Stored dataset items
----

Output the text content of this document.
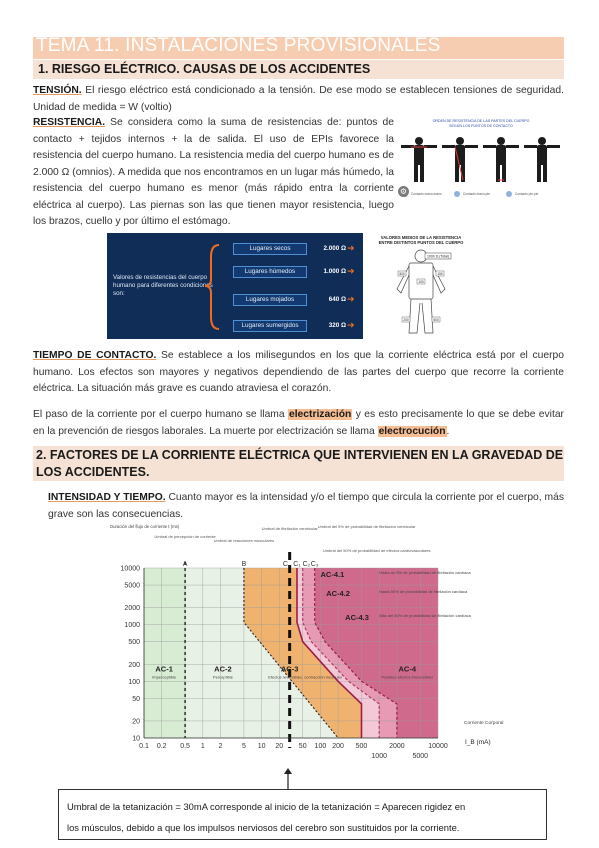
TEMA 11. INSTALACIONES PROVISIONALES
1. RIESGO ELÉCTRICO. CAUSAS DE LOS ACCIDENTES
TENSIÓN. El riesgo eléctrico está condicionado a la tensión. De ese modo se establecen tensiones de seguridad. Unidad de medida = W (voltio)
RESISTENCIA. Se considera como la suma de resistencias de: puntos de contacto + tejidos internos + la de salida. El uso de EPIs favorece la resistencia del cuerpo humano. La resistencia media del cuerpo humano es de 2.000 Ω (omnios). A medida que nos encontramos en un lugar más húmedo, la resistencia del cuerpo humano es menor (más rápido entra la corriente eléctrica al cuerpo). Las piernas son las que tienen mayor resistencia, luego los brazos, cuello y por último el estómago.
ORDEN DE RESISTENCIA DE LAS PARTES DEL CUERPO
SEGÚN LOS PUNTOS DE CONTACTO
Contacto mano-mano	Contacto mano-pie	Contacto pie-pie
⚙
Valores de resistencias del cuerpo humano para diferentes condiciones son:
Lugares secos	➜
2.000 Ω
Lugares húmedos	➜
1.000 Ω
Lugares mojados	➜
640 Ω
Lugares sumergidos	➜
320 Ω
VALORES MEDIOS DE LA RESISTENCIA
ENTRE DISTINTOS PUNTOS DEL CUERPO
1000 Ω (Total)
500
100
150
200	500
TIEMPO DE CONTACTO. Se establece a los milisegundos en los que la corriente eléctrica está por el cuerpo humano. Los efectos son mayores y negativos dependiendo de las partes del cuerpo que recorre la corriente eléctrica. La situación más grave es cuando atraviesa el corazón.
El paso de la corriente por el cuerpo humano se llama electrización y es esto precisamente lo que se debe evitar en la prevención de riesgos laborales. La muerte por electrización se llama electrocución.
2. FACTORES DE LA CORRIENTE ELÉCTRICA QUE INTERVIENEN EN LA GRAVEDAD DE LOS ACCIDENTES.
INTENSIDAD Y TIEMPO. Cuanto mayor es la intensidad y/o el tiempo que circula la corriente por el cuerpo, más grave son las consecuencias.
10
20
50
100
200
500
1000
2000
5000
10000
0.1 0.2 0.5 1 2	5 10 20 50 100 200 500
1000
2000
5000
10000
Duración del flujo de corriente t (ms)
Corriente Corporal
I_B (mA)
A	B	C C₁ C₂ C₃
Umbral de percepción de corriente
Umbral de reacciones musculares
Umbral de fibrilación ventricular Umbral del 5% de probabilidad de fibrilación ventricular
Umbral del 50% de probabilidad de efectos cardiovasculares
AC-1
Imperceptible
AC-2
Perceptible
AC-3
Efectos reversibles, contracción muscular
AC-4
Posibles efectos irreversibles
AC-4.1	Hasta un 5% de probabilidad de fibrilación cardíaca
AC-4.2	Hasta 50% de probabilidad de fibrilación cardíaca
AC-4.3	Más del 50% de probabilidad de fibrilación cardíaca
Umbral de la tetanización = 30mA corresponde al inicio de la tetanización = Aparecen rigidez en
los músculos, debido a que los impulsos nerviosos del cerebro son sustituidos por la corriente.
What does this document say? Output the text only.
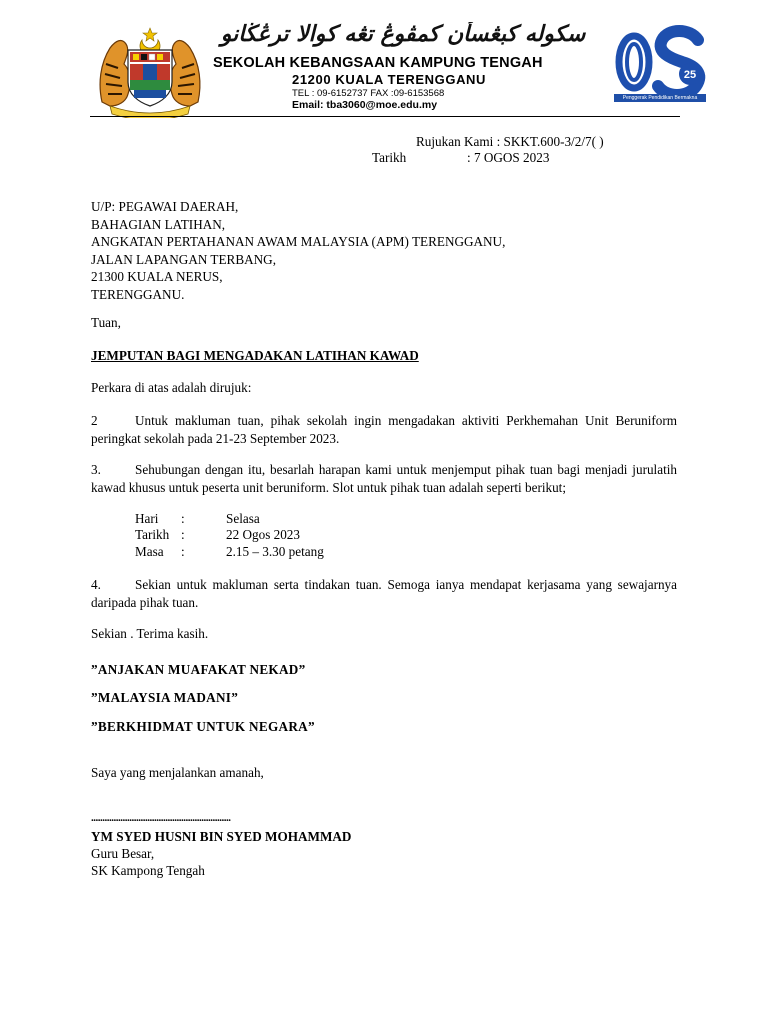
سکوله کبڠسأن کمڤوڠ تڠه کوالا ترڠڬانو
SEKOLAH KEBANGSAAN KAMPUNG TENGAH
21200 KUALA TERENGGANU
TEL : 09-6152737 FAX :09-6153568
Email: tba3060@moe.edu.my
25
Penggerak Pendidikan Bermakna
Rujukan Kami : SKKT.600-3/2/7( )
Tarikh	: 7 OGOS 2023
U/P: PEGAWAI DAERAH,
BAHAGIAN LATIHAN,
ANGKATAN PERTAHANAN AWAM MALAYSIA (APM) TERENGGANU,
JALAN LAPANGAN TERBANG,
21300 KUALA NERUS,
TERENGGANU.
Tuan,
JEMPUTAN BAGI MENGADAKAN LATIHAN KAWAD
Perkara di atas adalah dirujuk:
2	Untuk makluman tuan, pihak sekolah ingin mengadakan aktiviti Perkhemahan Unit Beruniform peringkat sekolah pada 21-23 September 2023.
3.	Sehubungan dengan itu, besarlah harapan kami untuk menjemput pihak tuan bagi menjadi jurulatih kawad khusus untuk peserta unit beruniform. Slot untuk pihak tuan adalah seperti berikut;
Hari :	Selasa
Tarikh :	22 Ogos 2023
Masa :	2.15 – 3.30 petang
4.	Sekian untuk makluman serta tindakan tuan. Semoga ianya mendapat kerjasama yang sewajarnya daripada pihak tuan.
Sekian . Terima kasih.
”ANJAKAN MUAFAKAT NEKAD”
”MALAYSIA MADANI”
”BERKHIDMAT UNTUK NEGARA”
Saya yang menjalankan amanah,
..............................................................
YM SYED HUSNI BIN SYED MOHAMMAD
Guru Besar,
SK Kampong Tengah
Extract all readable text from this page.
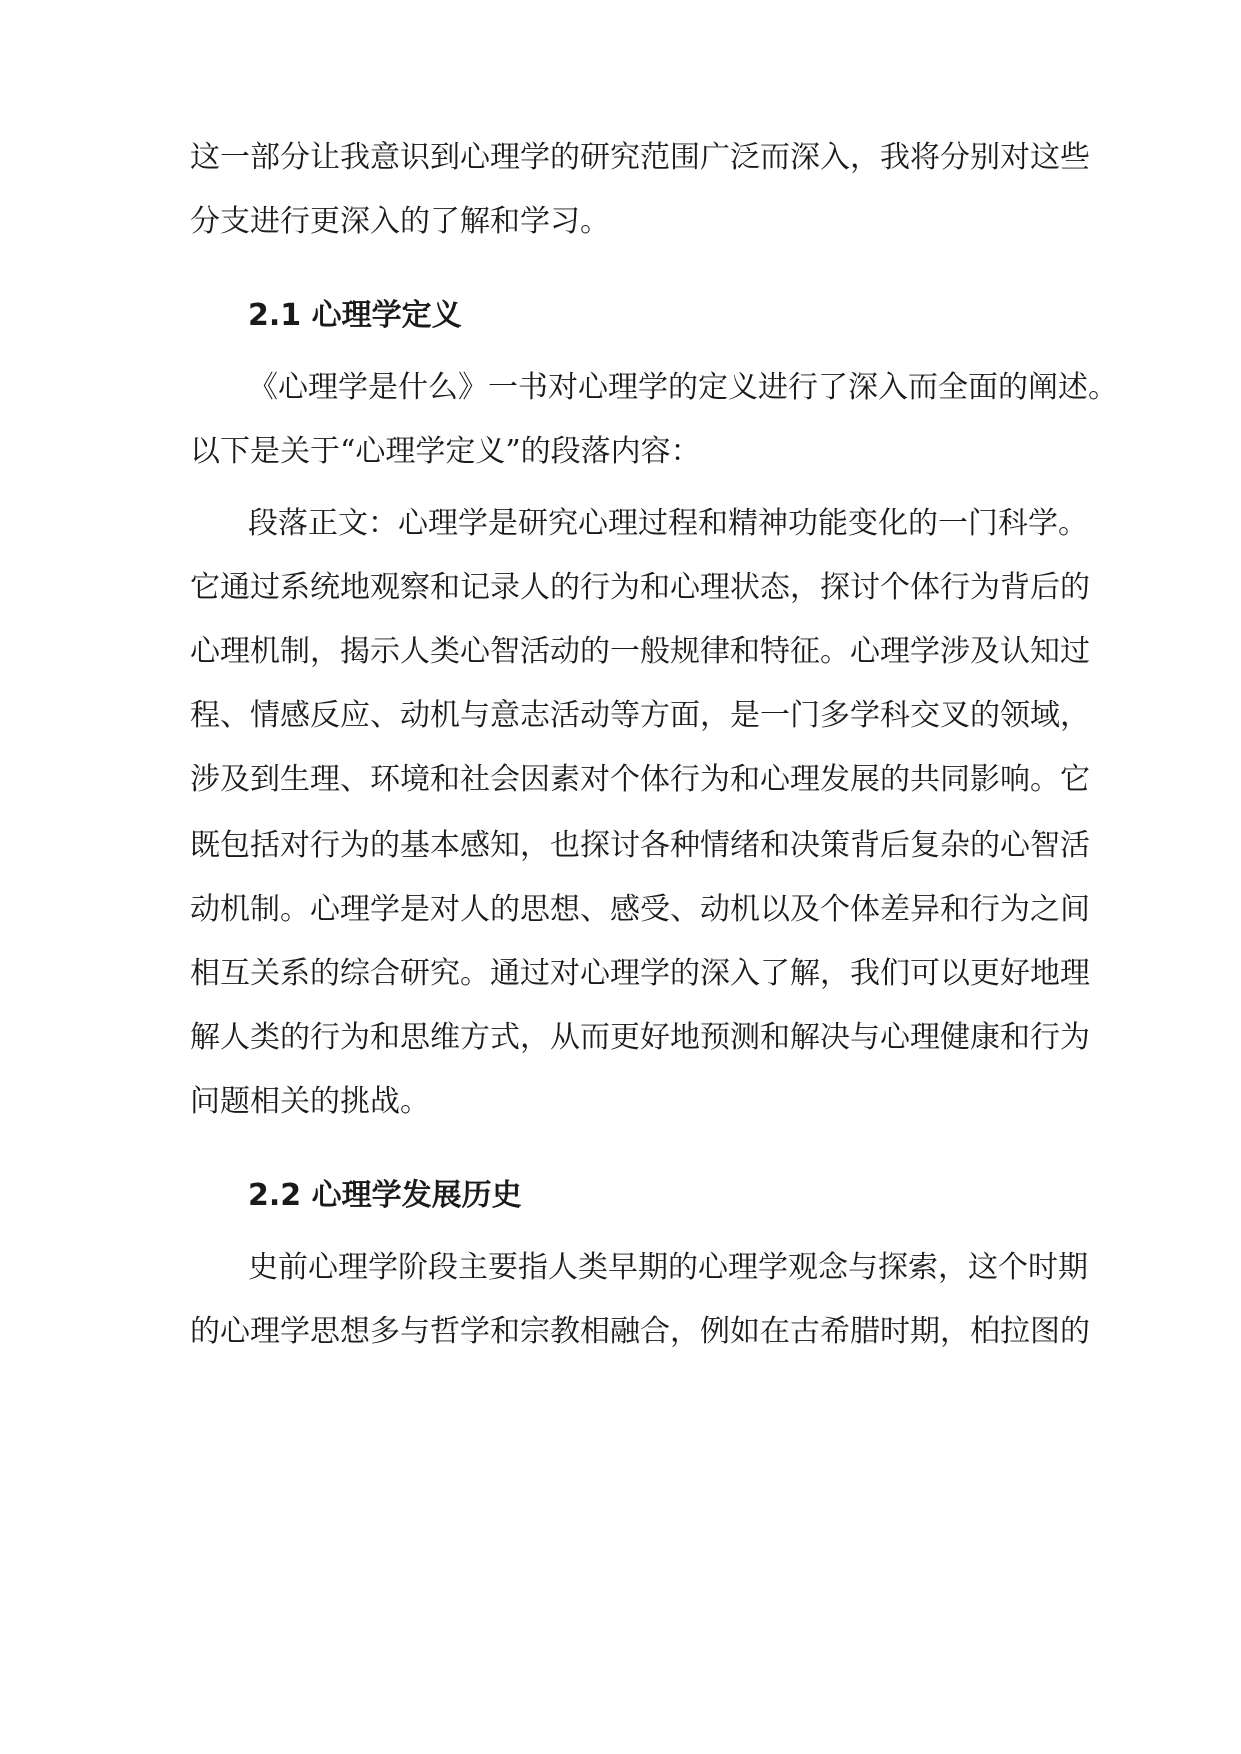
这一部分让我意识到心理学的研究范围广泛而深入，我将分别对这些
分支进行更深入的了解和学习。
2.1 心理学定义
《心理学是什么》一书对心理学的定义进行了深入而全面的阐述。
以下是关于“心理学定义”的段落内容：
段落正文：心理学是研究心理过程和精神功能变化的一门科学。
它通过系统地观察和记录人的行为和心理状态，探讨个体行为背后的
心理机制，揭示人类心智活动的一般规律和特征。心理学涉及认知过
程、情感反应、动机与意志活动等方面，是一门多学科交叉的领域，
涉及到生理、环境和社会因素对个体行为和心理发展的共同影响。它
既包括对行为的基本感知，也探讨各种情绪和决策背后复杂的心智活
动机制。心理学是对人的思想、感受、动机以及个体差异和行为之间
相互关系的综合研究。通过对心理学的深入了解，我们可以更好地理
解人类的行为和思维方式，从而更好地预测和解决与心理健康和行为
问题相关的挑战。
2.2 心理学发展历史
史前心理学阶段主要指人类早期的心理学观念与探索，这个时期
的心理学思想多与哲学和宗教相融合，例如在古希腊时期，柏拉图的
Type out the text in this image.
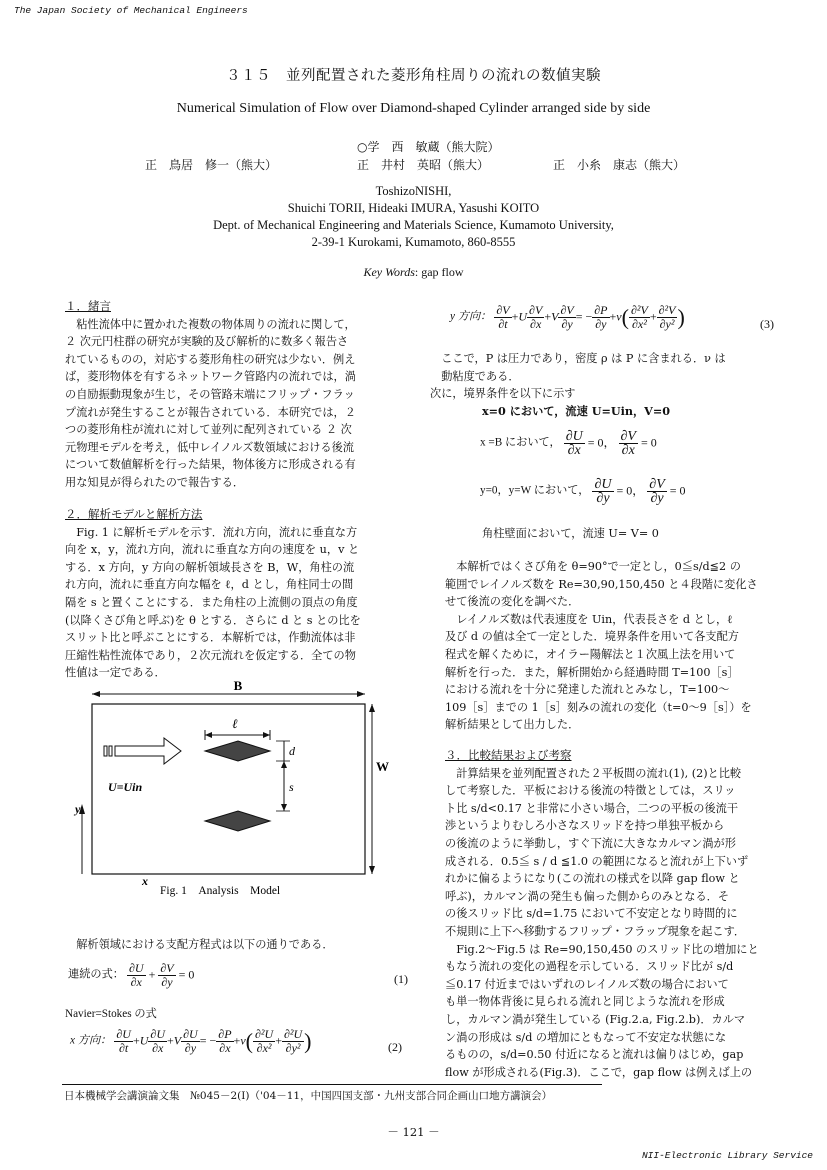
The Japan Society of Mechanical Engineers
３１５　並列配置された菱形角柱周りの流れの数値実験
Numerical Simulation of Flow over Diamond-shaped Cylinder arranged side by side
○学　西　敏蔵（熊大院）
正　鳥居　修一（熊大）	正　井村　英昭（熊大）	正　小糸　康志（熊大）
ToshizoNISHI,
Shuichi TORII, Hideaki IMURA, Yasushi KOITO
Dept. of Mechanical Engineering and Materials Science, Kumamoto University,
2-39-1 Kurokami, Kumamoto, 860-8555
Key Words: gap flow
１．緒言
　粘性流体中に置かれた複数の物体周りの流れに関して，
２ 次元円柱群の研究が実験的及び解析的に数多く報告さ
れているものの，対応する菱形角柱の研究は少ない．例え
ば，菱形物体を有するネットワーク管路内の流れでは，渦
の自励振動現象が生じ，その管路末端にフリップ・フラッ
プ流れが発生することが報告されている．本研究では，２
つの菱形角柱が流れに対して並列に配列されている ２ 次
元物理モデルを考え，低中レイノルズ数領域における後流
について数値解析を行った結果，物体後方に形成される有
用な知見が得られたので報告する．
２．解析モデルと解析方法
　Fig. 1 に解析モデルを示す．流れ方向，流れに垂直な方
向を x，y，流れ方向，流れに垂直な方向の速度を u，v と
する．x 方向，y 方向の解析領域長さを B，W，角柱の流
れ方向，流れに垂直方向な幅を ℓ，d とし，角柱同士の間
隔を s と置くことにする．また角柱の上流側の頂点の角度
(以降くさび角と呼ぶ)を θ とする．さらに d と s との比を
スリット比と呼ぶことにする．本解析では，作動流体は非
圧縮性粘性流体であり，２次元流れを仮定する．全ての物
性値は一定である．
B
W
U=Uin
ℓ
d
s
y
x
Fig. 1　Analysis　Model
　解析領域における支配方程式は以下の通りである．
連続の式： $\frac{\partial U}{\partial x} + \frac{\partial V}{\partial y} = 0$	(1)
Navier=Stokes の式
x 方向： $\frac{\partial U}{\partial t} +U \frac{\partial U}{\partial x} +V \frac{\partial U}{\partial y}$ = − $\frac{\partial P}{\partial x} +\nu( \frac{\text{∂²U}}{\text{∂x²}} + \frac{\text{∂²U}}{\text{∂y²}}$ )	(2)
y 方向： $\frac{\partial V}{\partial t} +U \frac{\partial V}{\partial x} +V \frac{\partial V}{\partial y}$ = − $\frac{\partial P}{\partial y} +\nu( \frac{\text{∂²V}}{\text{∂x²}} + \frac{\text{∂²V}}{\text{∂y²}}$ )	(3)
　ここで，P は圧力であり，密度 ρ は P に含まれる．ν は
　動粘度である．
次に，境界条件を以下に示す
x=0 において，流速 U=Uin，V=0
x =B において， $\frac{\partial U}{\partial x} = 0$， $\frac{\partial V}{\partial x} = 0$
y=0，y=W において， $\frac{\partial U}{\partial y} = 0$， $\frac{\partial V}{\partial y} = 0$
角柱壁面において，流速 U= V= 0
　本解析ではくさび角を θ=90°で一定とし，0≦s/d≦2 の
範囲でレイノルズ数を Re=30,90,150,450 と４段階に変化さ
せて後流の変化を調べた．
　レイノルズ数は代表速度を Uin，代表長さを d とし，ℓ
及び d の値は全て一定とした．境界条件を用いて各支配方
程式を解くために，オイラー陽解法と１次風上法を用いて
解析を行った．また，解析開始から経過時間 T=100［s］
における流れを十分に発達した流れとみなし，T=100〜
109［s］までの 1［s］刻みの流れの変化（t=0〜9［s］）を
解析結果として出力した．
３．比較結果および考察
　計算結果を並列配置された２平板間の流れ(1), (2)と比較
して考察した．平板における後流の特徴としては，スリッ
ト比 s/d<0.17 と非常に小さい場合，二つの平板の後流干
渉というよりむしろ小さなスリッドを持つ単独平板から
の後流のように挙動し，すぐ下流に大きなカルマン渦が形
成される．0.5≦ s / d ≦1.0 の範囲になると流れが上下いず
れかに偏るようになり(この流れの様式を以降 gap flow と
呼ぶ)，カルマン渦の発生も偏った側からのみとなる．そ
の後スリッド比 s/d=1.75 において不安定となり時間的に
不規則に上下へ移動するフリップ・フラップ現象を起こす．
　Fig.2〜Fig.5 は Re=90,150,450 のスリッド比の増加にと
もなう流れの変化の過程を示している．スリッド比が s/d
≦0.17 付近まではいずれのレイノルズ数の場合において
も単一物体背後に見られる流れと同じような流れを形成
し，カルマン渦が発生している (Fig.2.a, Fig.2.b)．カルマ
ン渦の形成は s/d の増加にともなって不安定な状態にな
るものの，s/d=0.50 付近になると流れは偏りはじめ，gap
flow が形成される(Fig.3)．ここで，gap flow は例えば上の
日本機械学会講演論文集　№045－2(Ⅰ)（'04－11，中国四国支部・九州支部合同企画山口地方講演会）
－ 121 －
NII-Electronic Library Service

----

» Written request
Which lines include the word "Output"? Copy every one of them.

» Final result
Output the text content of this document.
What does this document say? Output the text only.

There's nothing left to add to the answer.